> _Entries taken from a collection_
↓↓↓
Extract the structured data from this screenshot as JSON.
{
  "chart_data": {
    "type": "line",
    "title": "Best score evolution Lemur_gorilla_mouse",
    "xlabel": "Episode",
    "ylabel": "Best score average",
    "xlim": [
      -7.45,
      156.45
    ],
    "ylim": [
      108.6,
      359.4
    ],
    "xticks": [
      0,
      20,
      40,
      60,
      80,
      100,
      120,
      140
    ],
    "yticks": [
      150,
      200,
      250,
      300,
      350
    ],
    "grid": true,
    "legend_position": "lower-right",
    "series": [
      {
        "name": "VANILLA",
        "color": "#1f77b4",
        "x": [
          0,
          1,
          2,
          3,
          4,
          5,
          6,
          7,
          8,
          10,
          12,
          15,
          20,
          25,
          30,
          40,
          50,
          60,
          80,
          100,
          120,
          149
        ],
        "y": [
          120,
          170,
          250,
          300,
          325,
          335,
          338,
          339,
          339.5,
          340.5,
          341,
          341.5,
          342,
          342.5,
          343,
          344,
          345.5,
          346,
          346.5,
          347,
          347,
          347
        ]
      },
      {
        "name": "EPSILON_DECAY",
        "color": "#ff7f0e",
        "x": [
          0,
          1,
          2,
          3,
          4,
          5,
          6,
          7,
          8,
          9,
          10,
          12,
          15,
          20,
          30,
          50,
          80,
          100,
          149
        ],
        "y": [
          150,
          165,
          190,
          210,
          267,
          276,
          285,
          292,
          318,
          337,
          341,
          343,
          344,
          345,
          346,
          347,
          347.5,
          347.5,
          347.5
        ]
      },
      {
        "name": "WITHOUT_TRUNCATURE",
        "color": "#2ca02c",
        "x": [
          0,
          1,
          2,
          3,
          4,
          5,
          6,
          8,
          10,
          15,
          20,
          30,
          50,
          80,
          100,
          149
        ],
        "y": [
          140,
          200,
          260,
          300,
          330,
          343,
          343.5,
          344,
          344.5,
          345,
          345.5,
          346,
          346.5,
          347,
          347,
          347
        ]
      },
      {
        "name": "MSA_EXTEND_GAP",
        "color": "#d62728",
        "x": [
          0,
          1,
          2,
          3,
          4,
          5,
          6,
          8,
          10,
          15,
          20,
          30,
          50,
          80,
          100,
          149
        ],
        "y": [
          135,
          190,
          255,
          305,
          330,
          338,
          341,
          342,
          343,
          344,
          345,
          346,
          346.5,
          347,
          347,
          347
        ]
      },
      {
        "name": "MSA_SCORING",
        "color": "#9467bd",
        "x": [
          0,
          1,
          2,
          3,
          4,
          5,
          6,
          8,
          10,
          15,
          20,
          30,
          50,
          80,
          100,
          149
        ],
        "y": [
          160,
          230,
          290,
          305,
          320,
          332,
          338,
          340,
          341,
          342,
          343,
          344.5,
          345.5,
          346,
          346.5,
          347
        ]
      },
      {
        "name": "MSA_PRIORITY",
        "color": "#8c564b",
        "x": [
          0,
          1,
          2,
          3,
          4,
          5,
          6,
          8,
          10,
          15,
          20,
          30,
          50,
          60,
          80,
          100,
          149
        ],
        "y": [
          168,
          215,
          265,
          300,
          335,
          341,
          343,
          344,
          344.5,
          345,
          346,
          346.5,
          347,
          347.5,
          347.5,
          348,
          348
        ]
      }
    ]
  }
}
↑↑↑
> _SHORT PROBLEM_
Quote all the records. Keep every word exact.

> _TASK RESULT_
Extract the structured data from this screenshot as JSON.
{
  "chart_data": {
    "type": "line",
    "title": "Best score evolution Lemur_gorilla_mouse",
    "xlabel": "Episode",
    "ylabel": "Best score average",
    "xlim": [
      -7.45,
      156.45
    ],
    "ylim": [
      108.6,
      359.4
    ],
    "xticks": [
      0,
      20,
      40,
      60,
      80,
      100,
      120,
      140
    ],
    "yticks": [
      150,
      200,
      250,
      300,
      350
    ],
    "grid": true,
    "legend_position": "lower-right",
    "series": [
      {
        "name": "VANILLA",
        "color": "#1f77b4",
        "x": [
          0,
          1,
          2,
          3,
          4,
          5,
          6,
          7,
          8,
          10,
          12,
          15,
          20,
          25,
          30,
          40,
          50,
          60,
          80,
          100,
          120,
          149
        ],
        "y": [
          120,
          170,
          250,
          300,
          325,
          335,
          338,
          339,
          339.5,
          340.5,
          341,
          341.5,
          342,
          342.5,
          343,
          344,
          345.5,
          346,
          346.5,
          347,
          347,
          347
        ]
      },
      {
        "name": "EPSILON_DECAY",
        "color": "#ff7f0e",
        "x": [
          0,
          1,
          2,
          3,
          4,
          5,
          6,
          7,
          8,
          9,
          10,
          12,
          15,
          20,
          30,
          50,
          80,
          100,
          149
        ],
        "y": [
          150,
          165,
          190,
          210,
          267,
          276,
          285,
          292,
          318,
          337,
          341,
          343,
          344,
          345,
          346,
          347,
          347.5,
          347.5,
          347.5
        ]
      },
      {
        "name": "WITHOUT_TRUNCATURE",
        "color": "#2ca02c",
        "x": [
          0,
          1,
          2,
          3,
          4,
          5,
          6,
          8,
          10,
          15,
          20,
          30,
          50,
          80,
          100,
          149
        ],
        "y": [
          140,
          200,
          260,
          300,
          330,
          343,
          343.5,
          344,
          344.5,
          345,
          345.5,
          346,
          346.5,
          347,
          347,
          347
        ]
      },
      {
        "name": "MSA_EXTEND_GAP",
        "color": "#d62728",
        "x": [
          0,
          1,
          2,
          3,
          4,
          5,
          6,
          8,
          10,
          15,
          20,
          30,
          50,
          80,
          100,
          149
        ],
        "y": [
          135,
          190,
          255,
          305,
          330,
          338,
          341,
          342,
          343,
          344,
          345,
          346,
          346.5,
          347,
          347,
          347
        ]
      },
      {
        "name": "MSA_SCORING",
        "color": "#9467bd",
        "x": [
          0,
          1,
          2,
          3,
          4,
          5,
          6,
          8,
          10,
          15,
          20,
          30,
          50,
          80,
          100,
          149
        ],
        "y": [
          160,
          230,
          290,
          305,
          320,
          332,
          338,
          340,
          341,
          342,
          343,
          344.5,
          345.5,
          346,
          346.5,
          347
        ]
      },
      {
        "name": "MSA_PRIORITY",
        "color": "#8c564b",
        "x": [
          0,
          1,
          2,
          3,
          4,
          5,
          6,
          8,
          10,
          15,
          20,
          30,
          50,
          60,
          80,
          100,
          149
        ],
        "y": [
          168,
          215,
          265,
          300,
          335,
          341,
          343,
          344,
          344.5,
          345,
          346,
          346.5,
          347,
          347.5,
          347.5,
          348,
          348
        ]
      }
    ]
  }
}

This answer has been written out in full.